Render every line of the listing below as a Markdown table with the columns Row and Line, numbering each row and leaving out any blank lines.
•••••
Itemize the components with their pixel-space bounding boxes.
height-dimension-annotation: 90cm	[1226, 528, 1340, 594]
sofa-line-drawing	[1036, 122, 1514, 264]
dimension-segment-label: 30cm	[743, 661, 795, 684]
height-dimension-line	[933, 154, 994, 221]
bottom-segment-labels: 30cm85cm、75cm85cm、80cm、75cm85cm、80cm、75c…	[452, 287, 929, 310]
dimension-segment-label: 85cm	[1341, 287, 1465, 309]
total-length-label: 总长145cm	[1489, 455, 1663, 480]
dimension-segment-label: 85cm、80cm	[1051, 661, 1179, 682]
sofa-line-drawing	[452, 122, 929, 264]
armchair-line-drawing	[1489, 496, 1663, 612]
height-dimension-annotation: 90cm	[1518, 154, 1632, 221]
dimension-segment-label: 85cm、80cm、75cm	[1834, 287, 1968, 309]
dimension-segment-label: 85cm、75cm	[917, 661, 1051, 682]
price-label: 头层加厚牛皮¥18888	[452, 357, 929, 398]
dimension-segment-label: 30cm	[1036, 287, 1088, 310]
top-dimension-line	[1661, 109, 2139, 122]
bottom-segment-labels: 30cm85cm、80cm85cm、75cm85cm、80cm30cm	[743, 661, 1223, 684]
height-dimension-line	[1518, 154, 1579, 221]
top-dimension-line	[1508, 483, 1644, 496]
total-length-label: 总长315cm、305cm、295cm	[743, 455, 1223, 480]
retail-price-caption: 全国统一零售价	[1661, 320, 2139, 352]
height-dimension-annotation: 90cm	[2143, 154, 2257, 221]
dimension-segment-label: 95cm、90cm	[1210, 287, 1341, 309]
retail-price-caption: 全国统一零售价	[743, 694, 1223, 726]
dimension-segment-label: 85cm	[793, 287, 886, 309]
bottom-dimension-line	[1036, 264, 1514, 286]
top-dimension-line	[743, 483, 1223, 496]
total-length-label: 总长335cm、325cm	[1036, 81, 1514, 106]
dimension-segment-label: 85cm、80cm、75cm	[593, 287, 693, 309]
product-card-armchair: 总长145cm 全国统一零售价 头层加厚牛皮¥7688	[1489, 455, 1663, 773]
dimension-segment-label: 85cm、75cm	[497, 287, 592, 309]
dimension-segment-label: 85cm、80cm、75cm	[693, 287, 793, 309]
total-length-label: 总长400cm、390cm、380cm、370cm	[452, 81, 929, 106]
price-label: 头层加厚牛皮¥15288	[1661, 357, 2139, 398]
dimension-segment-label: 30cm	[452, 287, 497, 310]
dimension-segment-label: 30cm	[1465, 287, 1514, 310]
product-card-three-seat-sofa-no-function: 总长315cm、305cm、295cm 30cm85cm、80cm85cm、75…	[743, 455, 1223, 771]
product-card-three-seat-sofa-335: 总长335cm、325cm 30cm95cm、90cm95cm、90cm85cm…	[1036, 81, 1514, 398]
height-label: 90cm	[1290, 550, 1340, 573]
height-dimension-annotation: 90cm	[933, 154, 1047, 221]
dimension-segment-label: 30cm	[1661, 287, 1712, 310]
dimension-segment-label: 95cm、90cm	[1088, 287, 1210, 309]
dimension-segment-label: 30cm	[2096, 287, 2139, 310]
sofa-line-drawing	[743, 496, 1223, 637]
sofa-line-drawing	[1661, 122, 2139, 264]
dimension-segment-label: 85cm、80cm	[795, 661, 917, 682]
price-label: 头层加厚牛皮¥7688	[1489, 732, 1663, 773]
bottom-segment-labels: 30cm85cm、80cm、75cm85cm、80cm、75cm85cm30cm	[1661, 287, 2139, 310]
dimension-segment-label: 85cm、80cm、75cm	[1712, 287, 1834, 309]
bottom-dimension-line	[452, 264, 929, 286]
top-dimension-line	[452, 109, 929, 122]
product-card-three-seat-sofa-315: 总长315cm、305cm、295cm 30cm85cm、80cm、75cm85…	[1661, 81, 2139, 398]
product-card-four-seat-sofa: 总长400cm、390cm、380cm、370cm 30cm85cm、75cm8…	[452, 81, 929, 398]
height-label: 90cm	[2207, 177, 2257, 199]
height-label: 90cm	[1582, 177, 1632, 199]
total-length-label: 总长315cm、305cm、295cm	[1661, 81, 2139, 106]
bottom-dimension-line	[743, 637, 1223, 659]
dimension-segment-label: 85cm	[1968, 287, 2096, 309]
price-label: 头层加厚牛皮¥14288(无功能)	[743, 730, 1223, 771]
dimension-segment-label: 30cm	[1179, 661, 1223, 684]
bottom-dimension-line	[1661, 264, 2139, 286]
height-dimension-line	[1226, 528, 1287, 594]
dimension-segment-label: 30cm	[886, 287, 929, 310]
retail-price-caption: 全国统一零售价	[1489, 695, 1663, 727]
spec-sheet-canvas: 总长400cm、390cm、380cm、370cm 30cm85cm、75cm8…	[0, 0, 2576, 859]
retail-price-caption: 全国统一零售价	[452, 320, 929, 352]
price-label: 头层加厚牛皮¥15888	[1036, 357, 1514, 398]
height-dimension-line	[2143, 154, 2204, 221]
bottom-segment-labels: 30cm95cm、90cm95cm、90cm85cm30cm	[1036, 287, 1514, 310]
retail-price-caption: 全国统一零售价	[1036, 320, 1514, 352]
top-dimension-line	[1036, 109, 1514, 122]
•••••
Output:
| Row | Line |
|---|---|
| 1 | Itemize the components with their pixel-space bounding boxes. |
| 2 | height-dimension-annotation: 90cm	[1226, 528, 1340, 594] |
| 3 | sofa-line-drawing	[1036, 122, 1514, 264] |
| 4 | dimension-segment-label: 30cm	[743, 661, 795, 684] |
| 5 | height-dimension-line	[933, 154, 994, 221] |
| 6 | bottom-segment-labels: 30cm85cm、75cm85cm、80cm、75cm85cm、80cm、75c…	[452, 287, 929, 310] |
| 7 | dimension-segment-label: 85cm	[1341, 287, 1465, 309] |
| 8 | total-length-label: 总长145cm	[1489, 455, 1663, 480] |
| 9 | dimension-segment-label: 85cm、80cm	[1051, 661, 1179, 682] |
| 10 | sofa-line-drawing	[452, 122, 929, 264] |
| 11 | armchair-line-drawing	[1489, 496, 1663, 612] |
| 12 | height-dimension-annotation: 90cm	[1518, 154, 1632, 221] |
| 13 | dimension-segment-label: 85cm、80cm、75cm	[1834, 287, 1968, 309] |
| 14 | dimension-segment-label: 85cm、75cm	[917, 661, 1051, 682] |
| 15 | price-label: 头层加厚牛皮¥18888	[452, 357, 929, 398] |
| 16 | dimension-segment-label: 30cm	[1036, 287, 1088, 310] |
| 17 | top-dimension-line	[1661, 109, 2139, 122] |
| 18 | bottom-segment-labels: 30cm85cm、80cm85cm、75cm85cm、80cm30cm	[743, 661, 1223, 684] |
| 19 | height-dimension-line	[1518, 154, 1579, 221] |
| 20 | top-dimension-line	[1508, 483, 1644, 496] |
| 21 | total-length-label: 总长315cm、305cm、295cm	[743, 455, 1223, 480] |
| 22 | retail-price-caption: 全国统一零售价	[1661, 320, 2139, 352] |
| 23 | height-dimension-annotation: 90cm	[2143, 154, 2257, 221] |
| 24 | dimension-segment-label: 95cm、90cm	[1210, 287, 1341, 309] |
| 25 | retail-price-caption: 全国统一零售价	[743, 694, 1223, 726] |
| 26 | dimension-segment-label: 85cm	[793, 287, 886, 309] |
| 27 | bottom-dimension-line	[1036, 264, 1514, 286] |
| 28 | top-dimension-line	[743, 483, 1223, 496] |
| 29 | total-length-label: 总长335cm、325cm	[1036, 81, 1514, 106] |
| 30 | dimension-segment-label: 85cm、80cm、75cm	[593, 287, 693, 309] |
| 31 | product-card-armchair: 总长145cm 全国统一零售价 头层加厚牛皮¥7688	[1489, 455, 1663, 773] |
| 32 | dimension-segment-label: 85cm、75cm	[497, 287, 592, 309] |
| 33 | dimension-segment-label: 85cm、80cm、75cm	[693, 287, 793, 309] |
| 34 | total-length-label: 总长400cm、390cm、380cm、370cm	[452, 81, 929, 106] |
| 35 | price-label: 头层加厚牛皮¥15288	[1661, 357, 2139, 398] |
| 36 | dimension-segment-label: 30cm	[452, 287, 497, 310] |
| 37 | dimension-segment-label: 30cm	[1465, 287, 1514, 310] |
| 38 | product-card-three-seat-sofa-no-function: 总长315cm、305cm、295cm 30cm85cm、80cm85cm、75…	[743, 455, 1223, 771] |
| 39 | product-card-three-seat-sofa-335: 总长335cm、325cm 30cm95cm、90cm95cm、90cm85cm…	[1036, 81, 1514, 398] |
| 40 | height-label: 90cm	[1290, 550, 1340, 573] |
| 41 | height-dimension-annotation: 90cm	[933, 154, 1047, 221] |
| 42 | dimension-segment-label: 30cm	[1661, 287, 1712, 310] |
| 43 | dimension-segment-label: 95cm、90cm	[1088, 287, 1210, 309] |
| 44 | dimension-segment-label: 30cm	[2096, 287, 2139, 310] |
| 45 | sofa-line-drawing	[743, 496, 1223, 637] |
| 46 | sofa-line-drawing	[1661, 122, 2139, 264] |
| 47 | dimension-segment-label: 85cm、80cm	[795, 661, 917, 682] |
| 48 | price-label: 头层加厚牛皮¥7688	[1489, 732, 1663, 773] |
| 49 | bottom-segment-labels: 30cm85cm、80cm、75cm85cm、80cm、75cm85cm30cm	[1661, 287, 2139, 310] |
| 50 | dimension-segment-label: 85cm、80cm、75cm	[1712, 287, 1834, 309] |
| 51 | bottom-dimension-line	[452, 264, 929, 286] |
| 52 | top-dimension-line	[452, 109, 929, 122] |
| 53 | product-card-three-seat-sofa-315: 总长315cm、305cm、295cm 30cm85cm、80cm、75cm85…	[1661, 81, 2139, 398] |
| 54 | product-card-four-seat-sofa: 总长400cm、390cm、380cm、370cm 30cm85cm、75cm8…	[452, 81, 929, 398] |
| 55 | height-label: 90cm	[2207, 177, 2257, 199] |
| 56 | height-label: 90cm	[1582, 177, 1632, 199] |
| 57 | total-length-label: 总长315cm、305cm、295cm	[1661, 81, 2139, 106] |
| 58 | bottom-dimension-line	[743, 637, 1223, 659] |
| 59 | dimension-segment-label: 85cm	[1968, 287, 2096, 309] |
| 60 | price-label: 头层加厚牛皮¥14288(无功能)	[743, 730, 1223, 771] |
| 61 | dimension-segment-label: 30cm	[1179, 661, 1223, 684] |
| 62 | bottom-dimension-line	[1661, 264, 2139, 286] |
| 63 | height-dimension-line	[1226, 528, 1287, 594] |
| 64 | dimension-segment-label: 30cm	[886, 287, 929, 310] |
| 65 | retail-price-caption: 全国统一零售价	[1489, 695, 1663, 727] |
| 66 | spec-sheet-canvas: 总长400cm、390cm、380cm、370cm 30cm85cm、75cm8…	[0, 0, 2576, 859] |
| 67 | retail-price-caption: 全国统一零售价	[452, 320, 929, 352] |
| 68 | price-label: 头层加厚牛皮¥15888	[1036, 357, 1514, 398] |
| 69 | height-dimension-line	[2143, 154, 2204, 221] |
| 70 | bottom-segment-labels: 30cm95cm、90cm95cm、90cm85cm30cm	[1036, 287, 1514, 310] |
| 71 | retail-price-caption: 全国统一零售价	[1036, 320, 1514, 352] |
| 72 | top-dimension-line	[1036, 109, 1514, 122] |